EXERCICES
[1] Recopiez mot pour mot le passage du texte sur la mine Inti Raymi qui va de "Par l’intermédiaire de" à "la problématique environnementale.".
[2] Répondez à ces questions d'après le texte sur la mine Inti Raymi :
(a) Quelle est la seule partie concernée qui refuse maintenant de signer la nouvelle proposition ?
(b) Quel sigle porte la « coordinadora » qui regroupe les communautés autochtones ?
(c) Où a eu lieu le séminaire régional sur le futur de l'exploitation minière à Oruro ?

DOCUMENT SOURCE
2- « Le vice-ministre pour l’environnement semble être un employé de CEPA. » : c’est ce qu’on ont fait paraître, dans le journal local, il y a de ça quelques jours, les mineurs de la mine aurifère Inti Raymi. Ils n’ont pas du tout aimé que le ministère ait donné raison aux communautés rurales, dirigées par EMILIO. En effet, quelque chose ne marche pas avec l’audit environnemental qui doit mesurer les dommages causés par les activités minières à leurs terres et à l’eau. Ensemble, une nouvelle proposition a été élaborée. La seule entre les parties concernées qui refuse maintenant de signer est …Inti Raymi, car dans les faits, ils perdent le contrôle sur l’enquête qui doit les contrôler.
Par l’intermédiaire de CEPA, EMILIO et ANGELA ont réussi à regrouper les communautés autochtones qui vivent autour du lac Uru et Poopó ainsi que dans le bassin de la rivière Desaguadero, dans une ‘coordinadora’ pour défendre ensemble leurs droits (CORIDUP). Cela est ressorti encore hier, dans un séminaire régional à l’université sur le futur de l’exploitation minière à Oruro. Les communautés agraires et CEPA étaient les seuls qui ont mis sur le tapis la problématique environnementale.

Lignes d'un jeu de données de mise en page

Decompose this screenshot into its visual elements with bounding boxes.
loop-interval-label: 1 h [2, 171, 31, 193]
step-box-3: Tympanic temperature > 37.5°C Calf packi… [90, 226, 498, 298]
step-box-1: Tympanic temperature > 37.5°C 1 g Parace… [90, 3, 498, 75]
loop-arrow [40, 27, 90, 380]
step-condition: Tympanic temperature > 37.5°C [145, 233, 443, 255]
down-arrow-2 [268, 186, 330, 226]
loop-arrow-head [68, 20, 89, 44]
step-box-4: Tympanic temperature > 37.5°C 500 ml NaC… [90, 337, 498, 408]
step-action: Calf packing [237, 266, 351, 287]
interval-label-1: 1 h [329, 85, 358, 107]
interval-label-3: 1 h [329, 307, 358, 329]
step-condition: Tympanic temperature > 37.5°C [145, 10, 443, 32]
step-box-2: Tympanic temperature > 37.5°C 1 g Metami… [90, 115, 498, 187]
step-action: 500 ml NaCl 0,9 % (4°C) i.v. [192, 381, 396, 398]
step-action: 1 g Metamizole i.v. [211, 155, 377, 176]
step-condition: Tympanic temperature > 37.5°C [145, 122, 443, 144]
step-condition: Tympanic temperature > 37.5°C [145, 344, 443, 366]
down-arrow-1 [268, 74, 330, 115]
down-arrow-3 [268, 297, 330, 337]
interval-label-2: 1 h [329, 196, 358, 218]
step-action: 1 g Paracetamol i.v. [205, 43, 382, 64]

RÉPONSES
[1]
Par l’intermédiaire de CEPA, EMILIO et ANGELA ont réussi à regrouper les communautés autochtones qui vivent autour du lac Uru et Poopó ainsi que dans le bassin de la rivière Desaguadero, dans une ‘coordinadora’ pour défendre ensemble leurs droits (CORIDUP). Cela est ressorti encore hier, dans un séminaire régional à l’université sur le futur de l’exploitation minière à Oruro. Les communautés agraires et CEPA étaient les seuls qui ont mis sur le tapis la problématique environnementale.

[2]
(a) Inti Raymi.
(b) CORIDUP.
(c) À l'université.